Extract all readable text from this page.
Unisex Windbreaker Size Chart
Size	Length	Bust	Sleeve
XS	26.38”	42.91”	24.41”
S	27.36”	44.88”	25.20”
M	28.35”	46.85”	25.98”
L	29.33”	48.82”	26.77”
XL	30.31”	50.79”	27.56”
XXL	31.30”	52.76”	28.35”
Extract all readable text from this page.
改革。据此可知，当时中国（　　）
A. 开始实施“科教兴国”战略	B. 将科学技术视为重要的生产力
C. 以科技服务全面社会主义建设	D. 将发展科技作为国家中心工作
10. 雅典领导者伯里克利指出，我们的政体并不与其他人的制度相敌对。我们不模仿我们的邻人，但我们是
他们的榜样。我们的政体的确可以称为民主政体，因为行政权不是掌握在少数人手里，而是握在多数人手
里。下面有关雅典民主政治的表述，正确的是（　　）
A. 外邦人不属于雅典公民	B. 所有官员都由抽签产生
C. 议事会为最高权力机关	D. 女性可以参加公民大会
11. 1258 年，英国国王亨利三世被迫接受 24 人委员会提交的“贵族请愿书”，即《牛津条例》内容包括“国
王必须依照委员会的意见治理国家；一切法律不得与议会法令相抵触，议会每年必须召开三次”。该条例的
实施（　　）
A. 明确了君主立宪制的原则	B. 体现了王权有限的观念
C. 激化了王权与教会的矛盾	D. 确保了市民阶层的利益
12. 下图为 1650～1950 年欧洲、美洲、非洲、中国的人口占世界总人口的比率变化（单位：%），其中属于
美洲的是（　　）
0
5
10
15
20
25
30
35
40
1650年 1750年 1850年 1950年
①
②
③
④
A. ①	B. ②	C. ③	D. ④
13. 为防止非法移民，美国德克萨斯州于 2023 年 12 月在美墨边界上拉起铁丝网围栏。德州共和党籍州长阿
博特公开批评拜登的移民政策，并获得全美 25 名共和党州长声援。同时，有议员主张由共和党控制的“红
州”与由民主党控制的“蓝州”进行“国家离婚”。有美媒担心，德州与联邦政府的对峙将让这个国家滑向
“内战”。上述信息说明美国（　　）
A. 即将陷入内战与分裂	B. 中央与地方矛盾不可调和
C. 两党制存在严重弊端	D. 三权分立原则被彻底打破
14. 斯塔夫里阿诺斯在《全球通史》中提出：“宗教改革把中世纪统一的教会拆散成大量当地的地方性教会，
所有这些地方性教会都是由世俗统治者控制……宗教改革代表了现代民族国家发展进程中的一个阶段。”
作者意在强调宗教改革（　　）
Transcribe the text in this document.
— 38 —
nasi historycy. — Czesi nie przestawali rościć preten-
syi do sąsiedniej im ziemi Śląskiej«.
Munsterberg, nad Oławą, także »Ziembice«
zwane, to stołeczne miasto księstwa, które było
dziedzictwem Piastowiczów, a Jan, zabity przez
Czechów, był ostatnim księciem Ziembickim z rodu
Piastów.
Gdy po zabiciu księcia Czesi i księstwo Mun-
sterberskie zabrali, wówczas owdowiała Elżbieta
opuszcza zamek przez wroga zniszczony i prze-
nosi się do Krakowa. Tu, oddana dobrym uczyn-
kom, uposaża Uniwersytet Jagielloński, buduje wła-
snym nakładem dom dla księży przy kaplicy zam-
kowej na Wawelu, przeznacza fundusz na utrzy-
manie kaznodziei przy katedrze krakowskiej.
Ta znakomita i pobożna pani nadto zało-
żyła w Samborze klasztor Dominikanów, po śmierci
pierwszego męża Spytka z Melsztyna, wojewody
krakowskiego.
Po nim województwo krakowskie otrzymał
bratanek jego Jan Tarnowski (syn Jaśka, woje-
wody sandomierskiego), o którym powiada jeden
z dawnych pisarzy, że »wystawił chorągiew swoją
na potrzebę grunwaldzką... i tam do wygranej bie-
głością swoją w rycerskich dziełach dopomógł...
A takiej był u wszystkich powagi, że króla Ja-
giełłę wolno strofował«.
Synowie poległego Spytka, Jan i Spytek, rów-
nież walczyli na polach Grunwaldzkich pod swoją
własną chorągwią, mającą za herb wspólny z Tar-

» What is required:
Copy exactly, and only, the lines from the one containing "Transcribe the text in this document." through the last line of the listing.

» Worked answer:
Transcribe the text in this document.
— 38 —
nasi historycy. — Czesi nie przestawali rościć preten-
syi do sąsiedniej im ziemi Śląskiej«.
Munsterberg, nad Oławą, także »Ziembice«
zwane, to stołeczne miasto księstwa, które było
dziedzictwem Piastowiczów, a Jan, zabity przez
Czechów, był ostatnim księciem Ziembickim z rodu
Piastów.
Gdy po zabiciu księcia Czesi i księstwo Mun-
sterberskie zabrali, wówczas owdowiała Elżbieta
opuszcza zamek przez wroga zniszczony i prze-
nosi się do Krakowa. Tu, oddana dobrym uczyn-
kom, uposaża Uniwersytet Jagielloński, buduje wła-
snym nakładem dom dla księży przy kaplicy zam-
kowej na Wawelu, przeznacza fundusz na utrzy-
manie kaznodziei przy katedrze krakowskiej.
Ta znakomita i pobożna pani nadto zało-
żyła w Samborze klasztor Dominikanów, po śmierci
pierwszego męża Spytka z Melsztyna, wojewody
krakowskiego.
Po nim województwo krakowskie otrzymał
bratanek jego Jan Tarnowski (syn Jaśka, woje-
wody sandomierskiego), o którym powiada jeden
z dawnych pisarzy, że »wystawił chorągiew swoją
na potrzebę grunwaldzką... i tam do wygranej bie-
głością swoją w rycerskich dziełach dopomógł...
A takiej był u wszystkich powagi, że króla Ja-
giełłę wolno strofował«.
Synowie poległego Spytka, Jan i Spytek, rów-
nież walczyli na polach Grunwaldzkich pod swoją
własną chorągwią, mającą za herb wspólny z Tar-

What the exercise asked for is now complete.